[Extracted records]
========================
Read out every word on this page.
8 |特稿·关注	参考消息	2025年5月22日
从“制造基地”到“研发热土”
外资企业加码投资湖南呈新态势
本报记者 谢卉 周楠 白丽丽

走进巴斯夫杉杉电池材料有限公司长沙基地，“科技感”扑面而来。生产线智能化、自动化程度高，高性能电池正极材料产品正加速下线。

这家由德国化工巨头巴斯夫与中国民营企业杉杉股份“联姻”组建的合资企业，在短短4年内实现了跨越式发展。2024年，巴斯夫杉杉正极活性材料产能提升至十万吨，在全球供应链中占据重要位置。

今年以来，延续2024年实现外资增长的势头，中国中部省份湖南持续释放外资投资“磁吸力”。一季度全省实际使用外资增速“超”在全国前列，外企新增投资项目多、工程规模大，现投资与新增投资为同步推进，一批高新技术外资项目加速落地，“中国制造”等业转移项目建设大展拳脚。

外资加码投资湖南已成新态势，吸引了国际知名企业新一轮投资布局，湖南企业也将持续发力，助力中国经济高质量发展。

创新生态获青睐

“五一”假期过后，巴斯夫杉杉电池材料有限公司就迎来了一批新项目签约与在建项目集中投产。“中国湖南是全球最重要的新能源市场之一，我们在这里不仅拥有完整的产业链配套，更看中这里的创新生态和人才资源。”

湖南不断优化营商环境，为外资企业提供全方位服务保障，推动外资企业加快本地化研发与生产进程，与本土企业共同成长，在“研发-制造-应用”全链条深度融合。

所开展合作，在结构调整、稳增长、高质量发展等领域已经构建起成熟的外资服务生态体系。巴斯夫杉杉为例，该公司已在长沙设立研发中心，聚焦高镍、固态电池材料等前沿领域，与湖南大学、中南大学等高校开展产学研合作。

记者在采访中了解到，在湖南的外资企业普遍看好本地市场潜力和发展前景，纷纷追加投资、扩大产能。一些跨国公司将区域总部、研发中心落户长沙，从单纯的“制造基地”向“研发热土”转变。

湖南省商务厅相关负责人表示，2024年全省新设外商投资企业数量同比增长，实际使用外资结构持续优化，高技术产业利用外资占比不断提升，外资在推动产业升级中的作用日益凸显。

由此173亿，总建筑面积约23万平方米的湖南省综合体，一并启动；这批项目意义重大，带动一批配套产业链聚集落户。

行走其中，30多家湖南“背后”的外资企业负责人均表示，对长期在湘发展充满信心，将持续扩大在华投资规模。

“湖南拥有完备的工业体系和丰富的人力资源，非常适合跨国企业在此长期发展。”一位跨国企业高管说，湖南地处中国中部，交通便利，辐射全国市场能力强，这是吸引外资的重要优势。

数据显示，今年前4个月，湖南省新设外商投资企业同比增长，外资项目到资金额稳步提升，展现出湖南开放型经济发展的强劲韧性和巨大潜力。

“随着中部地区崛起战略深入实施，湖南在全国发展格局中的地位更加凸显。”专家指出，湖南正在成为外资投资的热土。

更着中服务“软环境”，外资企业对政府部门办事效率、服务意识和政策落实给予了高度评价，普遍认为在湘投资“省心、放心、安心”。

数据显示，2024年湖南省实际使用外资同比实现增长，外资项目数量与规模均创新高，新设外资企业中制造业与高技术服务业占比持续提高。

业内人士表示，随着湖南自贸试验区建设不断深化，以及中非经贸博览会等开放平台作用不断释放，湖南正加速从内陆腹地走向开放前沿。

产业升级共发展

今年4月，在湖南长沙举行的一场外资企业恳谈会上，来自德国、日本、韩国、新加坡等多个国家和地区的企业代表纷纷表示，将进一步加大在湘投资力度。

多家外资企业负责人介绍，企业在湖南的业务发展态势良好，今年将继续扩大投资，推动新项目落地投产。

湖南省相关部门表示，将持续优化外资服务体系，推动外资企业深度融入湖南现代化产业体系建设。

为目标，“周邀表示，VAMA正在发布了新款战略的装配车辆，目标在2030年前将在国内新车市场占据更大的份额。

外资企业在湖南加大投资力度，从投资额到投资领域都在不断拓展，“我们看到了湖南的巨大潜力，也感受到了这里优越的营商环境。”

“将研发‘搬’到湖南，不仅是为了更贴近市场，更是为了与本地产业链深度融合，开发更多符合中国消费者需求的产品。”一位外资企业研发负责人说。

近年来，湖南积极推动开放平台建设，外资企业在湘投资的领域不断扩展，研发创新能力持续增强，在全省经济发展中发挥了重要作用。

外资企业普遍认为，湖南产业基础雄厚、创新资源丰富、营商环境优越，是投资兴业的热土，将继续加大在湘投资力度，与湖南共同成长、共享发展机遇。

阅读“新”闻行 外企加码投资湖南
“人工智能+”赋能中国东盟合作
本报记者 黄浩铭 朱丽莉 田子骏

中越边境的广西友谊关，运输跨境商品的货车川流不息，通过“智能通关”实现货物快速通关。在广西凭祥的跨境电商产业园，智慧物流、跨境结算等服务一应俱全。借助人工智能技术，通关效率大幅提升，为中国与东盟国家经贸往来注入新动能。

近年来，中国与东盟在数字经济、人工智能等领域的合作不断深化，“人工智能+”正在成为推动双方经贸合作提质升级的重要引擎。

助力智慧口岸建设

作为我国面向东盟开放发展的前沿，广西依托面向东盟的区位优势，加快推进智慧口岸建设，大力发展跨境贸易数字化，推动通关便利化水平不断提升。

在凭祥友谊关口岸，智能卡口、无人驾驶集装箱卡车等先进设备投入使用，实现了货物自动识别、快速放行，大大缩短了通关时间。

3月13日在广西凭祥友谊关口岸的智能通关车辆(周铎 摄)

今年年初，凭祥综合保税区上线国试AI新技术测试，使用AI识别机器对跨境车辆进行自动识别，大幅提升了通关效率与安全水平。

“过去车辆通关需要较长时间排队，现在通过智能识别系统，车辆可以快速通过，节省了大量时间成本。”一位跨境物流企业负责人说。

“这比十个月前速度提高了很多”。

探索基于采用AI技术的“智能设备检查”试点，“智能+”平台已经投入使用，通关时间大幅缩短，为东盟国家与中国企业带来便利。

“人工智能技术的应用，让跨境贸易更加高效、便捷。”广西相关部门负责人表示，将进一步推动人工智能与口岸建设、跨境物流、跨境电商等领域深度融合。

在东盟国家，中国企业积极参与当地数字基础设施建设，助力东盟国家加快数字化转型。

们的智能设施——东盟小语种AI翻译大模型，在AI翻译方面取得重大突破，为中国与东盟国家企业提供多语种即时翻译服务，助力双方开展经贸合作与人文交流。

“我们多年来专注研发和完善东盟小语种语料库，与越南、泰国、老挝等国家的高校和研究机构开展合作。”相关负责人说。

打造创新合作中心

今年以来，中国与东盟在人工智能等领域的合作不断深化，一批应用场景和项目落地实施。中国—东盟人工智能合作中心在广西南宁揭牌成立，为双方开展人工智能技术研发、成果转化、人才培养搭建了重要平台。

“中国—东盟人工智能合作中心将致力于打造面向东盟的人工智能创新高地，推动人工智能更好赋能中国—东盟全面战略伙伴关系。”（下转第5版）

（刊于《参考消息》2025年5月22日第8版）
========================
How many of the lines above include the word "今年以来"? Respond with the number alone.

| Result for this exercise |
2